What you should do - Without the pictures, set down the records below word for word.

(Records)
"""

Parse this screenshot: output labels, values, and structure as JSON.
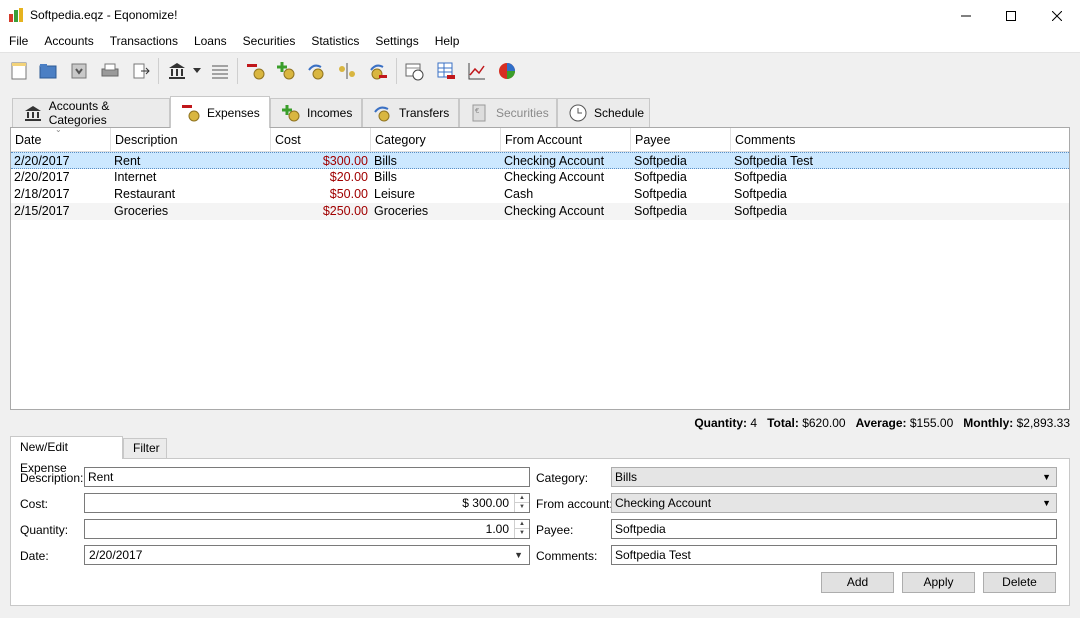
{
  "window": {
    "title": "Softpedia.eqz - Eqonomize!",
    "app_icon": "bar-chart-app-icon"
  },
  "menu": [
    "File",
    "Accounts",
    "Transactions",
    "Loans",
    "Securities",
    "Statistics",
    "Settings",
    "Help"
  ],
  "toolbar_icons": [
    "new-file-icon",
    "open-folder-icon",
    "save-icon",
    "print-icon",
    "export-icon",
    "bank-icon",
    "dropdown-icon",
    "ledger-icon",
    "new-expense-icon",
    "new-income-icon",
    "new-transfer-icon",
    "balance-icon",
    "refund-icon",
    "schedule-icon",
    "categories-table-icon",
    "line-chart-icon",
    "pie-chart-icon"
  ],
  "tabs": [
    {
      "label": "Accounts & Categories",
      "icon": "bank-icon"
    },
    {
      "label": "Expenses",
      "icon": "expense-coins-icon"
    },
    {
      "label": "Incomes",
      "icon": "income-coins-icon"
    },
    {
      "label": "Transfers",
      "icon": "transfer-coins-icon"
    },
    {
      "label": "Securities",
      "icon": "securities-icon"
    },
    {
      "label": "Schedule",
      "icon": "clock-icon"
    }
  ],
  "table": {
    "columns": [
      "Date",
      "Description",
      "Cost",
      "Category",
      "From Account",
      "Payee",
      "Comments"
    ],
    "rows": [
      {
        "date": "2/20/2017",
        "description": "Rent",
        "cost": "$300.00",
        "category": "Bills",
        "from_account": "Checking Account",
        "payee": "Softpedia",
        "comments": "Softpedia Test"
      },
      {
        "date": "2/20/2017",
        "description": "Internet",
        "cost": "$20.00",
        "category": "Bills",
        "from_account": "Checking Account",
        "payee": "Softpedia",
        "comments": "Softpedia"
      },
      {
        "date": "2/18/2017",
        "description": "Restaurant",
        "cost": "$50.00",
        "category": "Leisure",
        "from_account": "Cash",
        "payee": "Softpedia",
        "comments": "Softpedia"
      },
      {
        "date": "2/15/2017",
        "description": "Groceries",
        "cost": "$250.00",
        "category": "Groceries",
        "from_account": "Checking Account",
        "payee": "Softpedia",
        "comments": "Softpedia"
      }
    ]
  },
  "summary": {
    "quantity_label": "Quantity:",
    "quantity": "4",
    "total_label": "Total:",
    "total": "$620.00",
    "average_label": "Average:",
    "average": "$155.00",
    "monthly_label": "Monthly:",
    "monthly": "$2,893.33"
  },
  "subtabs": [
    "New/Edit Expense",
    "Filter"
  ],
  "form": {
    "description_label": "Description:",
    "description": "Rent",
    "cost_label": "Cost:",
    "cost": "$ 300.00",
    "quantity_label": "Quantity:",
    "quantity": "1.00",
    "date_label": "Date:",
    "date": "2/20/2017",
    "category_label": "Category:",
    "category": "Bills",
    "from_account_label": "From account:",
    "from_account": "Checking Account",
    "payee_label": "Payee:",
    "payee": "Softpedia",
    "comments_label": "Comments:",
    "comments": "Softpedia Test"
  },
  "buttons": {
    "add": "Add",
    "apply": "Apply",
    "delete": "Delete"
  },
  "colors": {
    "selection": "#cce8ff",
    "cost_text": "#a00000"
  }
}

"""

In response -
Parse this screenshot: output labels, values, and structure as JSON.
{
  "window": {
    "title": "Softpedia.eqz - Eqonomize!",
    "app_icon": "bar-chart-app-icon"
  },
  "menu": [
    "File",
    "Accounts",
    "Transactions",
    "Loans",
    "Securities",
    "Statistics",
    "Settings",
    "Help"
  ],
  "toolbar_icons": [
    "new-file-icon",
    "open-folder-icon",
    "save-icon",
    "print-icon",
    "export-icon",
    "bank-icon",
    "dropdown-icon",
    "ledger-icon",
    "new-expense-icon",
    "new-income-icon",
    "new-transfer-icon",
    "balance-icon",
    "refund-icon",
    "schedule-icon",
    "categories-table-icon",
    "line-chart-icon",
    "pie-chart-icon"
  ],
  "tabs": [
    {
      "label": "Accounts & Categories",
      "icon": "bank-icon"
    },
    {
      "label": "Expenses",
      "icon": "expense-coins-icon"
    },
    {
      "label": "Incomes",
      "icon": "income-coins-icon"
    },
    {
      "label": "Transfers",
      "icon": "transfer-coins-icon"
    },
    {
      "label": "Securities",
      "icon": "securities-icon"
    },
    {
      "label": "Schedule",
      "icon": "clock-icon"
    }
  ],
  "table": {
    "columns": [
      "Date",
      "Description",
      "Cost",
      "Category",
      "From Account",
      "Payee",
      "Comments"
    ],
    "rows": [
      {
        "date": "2/20/2017",
        "description": "Rent",
        "cost": "$300.00",
        "category": "Bills",
        "from_account": "Checking Account",
        "payee": "Softpedia",
        "comments": "Softpedia Test"
      },
      {
        "date": "2/20/2017",
        "description": "Internet",
        "cost": "$20.00",
        "category": "Bills",
        "from_account": "Checking Account",
        "payee": "Softpedia",
        "comments": "Softpedia"
      },
      {
        "date": "2/18/2017",
        "description": "Restaurant",
        "cost": "$50.00",
        "category": "Leisure",
        "from_account": "Cash",
        "payee": "Softpedia",
        "comments": "Softpedia"
      },
      {
        "date": "2/15/2017",
        "description": "Groceries",
        "cost": "$250.00",
        "category": "Groceries",
        "from_account": "Checking Account",
        "payee": "Softpedia",
        "comments": "Softpedia"
      }
    ]
  },
  "summary": {
    "quantity_label": "Quantity:",
    "quantity": "4",
    "total_label": "Total:",
    "total": "$620.00",
    "average_label": "Average:",
    "average": "$155.00",
    "monthly_label": "Monthly:",
    "monthly": "$2,893.33"
  },
  "subtabs": [
    "New/Edit Expense",
    "Filter"
  ],
  "form": {
    "description_label": "Description:",
    "description": "Rent",
    "cost_label": "Cost:",
    "cost": "$ 300.00",
    "quantity_label": "Quantity:",
    "quantity": "1.00",
    "date_label": "Date:",
    "date": "2/20/2017",
    "category_label": "Category:",
    "category": "Bills",
    "from_account_label": "From account:",
    "from_account": "Checking Account",
    "payee_label": "Payee:",
    "payee": "Softpedia",
    "comments_label": "Comments:",
    "comments": "Softpedia Test"
  },
  "buttons": {
    "add": "Add",
    "apply": "Apply",
    "delete": "Delete"
  },
  "colors": {
    "selection": "#cce8ff",
    "cost_text": "#a00000"
  }
}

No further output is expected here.